__Your task__. Transcribe all of the material exactly.

__Data supplied__.

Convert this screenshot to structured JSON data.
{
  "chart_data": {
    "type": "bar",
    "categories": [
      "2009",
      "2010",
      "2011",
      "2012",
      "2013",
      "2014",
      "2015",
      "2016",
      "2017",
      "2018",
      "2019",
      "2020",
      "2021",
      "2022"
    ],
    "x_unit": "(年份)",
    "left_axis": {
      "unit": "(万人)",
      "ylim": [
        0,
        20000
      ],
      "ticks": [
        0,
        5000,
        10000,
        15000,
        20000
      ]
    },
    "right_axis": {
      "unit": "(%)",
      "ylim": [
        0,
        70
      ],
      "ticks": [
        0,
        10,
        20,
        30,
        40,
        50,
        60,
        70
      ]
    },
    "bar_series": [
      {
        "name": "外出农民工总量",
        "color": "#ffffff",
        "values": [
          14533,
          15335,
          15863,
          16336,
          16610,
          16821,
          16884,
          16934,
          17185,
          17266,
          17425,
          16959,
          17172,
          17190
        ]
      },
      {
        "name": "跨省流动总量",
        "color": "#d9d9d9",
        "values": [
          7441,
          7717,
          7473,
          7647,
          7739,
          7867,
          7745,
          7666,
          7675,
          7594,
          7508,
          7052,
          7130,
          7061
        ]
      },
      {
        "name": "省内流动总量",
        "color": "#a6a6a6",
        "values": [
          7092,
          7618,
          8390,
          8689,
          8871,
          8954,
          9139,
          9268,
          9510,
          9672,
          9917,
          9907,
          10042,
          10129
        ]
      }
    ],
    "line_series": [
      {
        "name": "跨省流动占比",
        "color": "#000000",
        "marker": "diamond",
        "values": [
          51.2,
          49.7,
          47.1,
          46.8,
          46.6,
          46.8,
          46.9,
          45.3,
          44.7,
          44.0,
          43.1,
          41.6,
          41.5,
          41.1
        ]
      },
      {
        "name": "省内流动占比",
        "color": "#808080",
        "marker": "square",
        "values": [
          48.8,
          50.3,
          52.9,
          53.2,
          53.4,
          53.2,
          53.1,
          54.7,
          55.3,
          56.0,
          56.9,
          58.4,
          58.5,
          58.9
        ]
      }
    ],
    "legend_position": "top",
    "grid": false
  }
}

__Solution to this exercise__.
Convert this screenshot to structured JSON data.
{
  "chart_data": {
    "type": "bar",
    "categories": [
      "2009",
      "2010",
      "2011",
      "2012",
      "2013",
      "2014",
      "2015",
      "2016",
      "2017",
      "2018",
      "2019",
      "2020",
      "2021",
      "2022"
    ],
    "x_unit": "(年份)",
    "left_axis": {
      "unit": "(万人)",
      "ylim": [
        0,
        20000
      ],
      "ticks": [
        0,
        5000,
        10000,
        15000,
        20000
      ]
    },
    "right_axis": {
      "unit": "(%)",
      "ylim": [
        0,
        70
      ],
      "ticks": [
        0,
        10,
        20,
        30,
        40,
        50,
        60,
        70
      ]
    },
    "bar_series": [
      {
        "name": "外出农民工总量",
        "color": "#ffffff",
        "values": [
          14533,
          15335,
          15863,
          16336,
          16610,
          16821,
          16884,
          16934,
          17185,
          17266,
          17425,
          16959,
          17172,
          17190
        ]
      },
      {
        "name": "跨省流动总量",
        "color": "#d9d9d9",
        "values": [
          7441,
          7717,
          7473,
          7647,
          7739,
          7867,
          7745,
          7666,
          7675,
          7594,
          7508,
          7052,
          7130,
          7061
        ]
      },
      {
        "name": "省内流动总量",
        "color": "#a6a6a6",
        "values": [
          7092,
          7618,
          8390,
          8689,
          8871,
          8954,
          9139,
          9268,
          9510,
          9672,
          9917,
          9907,
          10042,
          10129
        ]
      }
    ],
    "line_series": [
      {
        "name": "跨省流动占比",
        "color": "#000000",
        "marker": "diamond",
        "values": [
          51.2,
          49.7,
          47.1,
          46.8,
          46.6,
          46.8,
          46.9,
          45.3,
          44.7,
          44.0,
          43.1,
          41.6,
          41.5,
          41.1
        ]
      },
      {
        "name": "省内流动占比",
        "color": "#808080",
        "marker": "square",
        "values": [
          48.8,
          50.3,
          52.9,
          53.2,
          53.4,
          53.2,
          53.1,
          54.7,
          55.3,
          56.0,
          56.9,
          58.4,
          58.5,
          58.9
        ]
      }
    ],
    "legend_position": "top",
    "grid": false
  }
}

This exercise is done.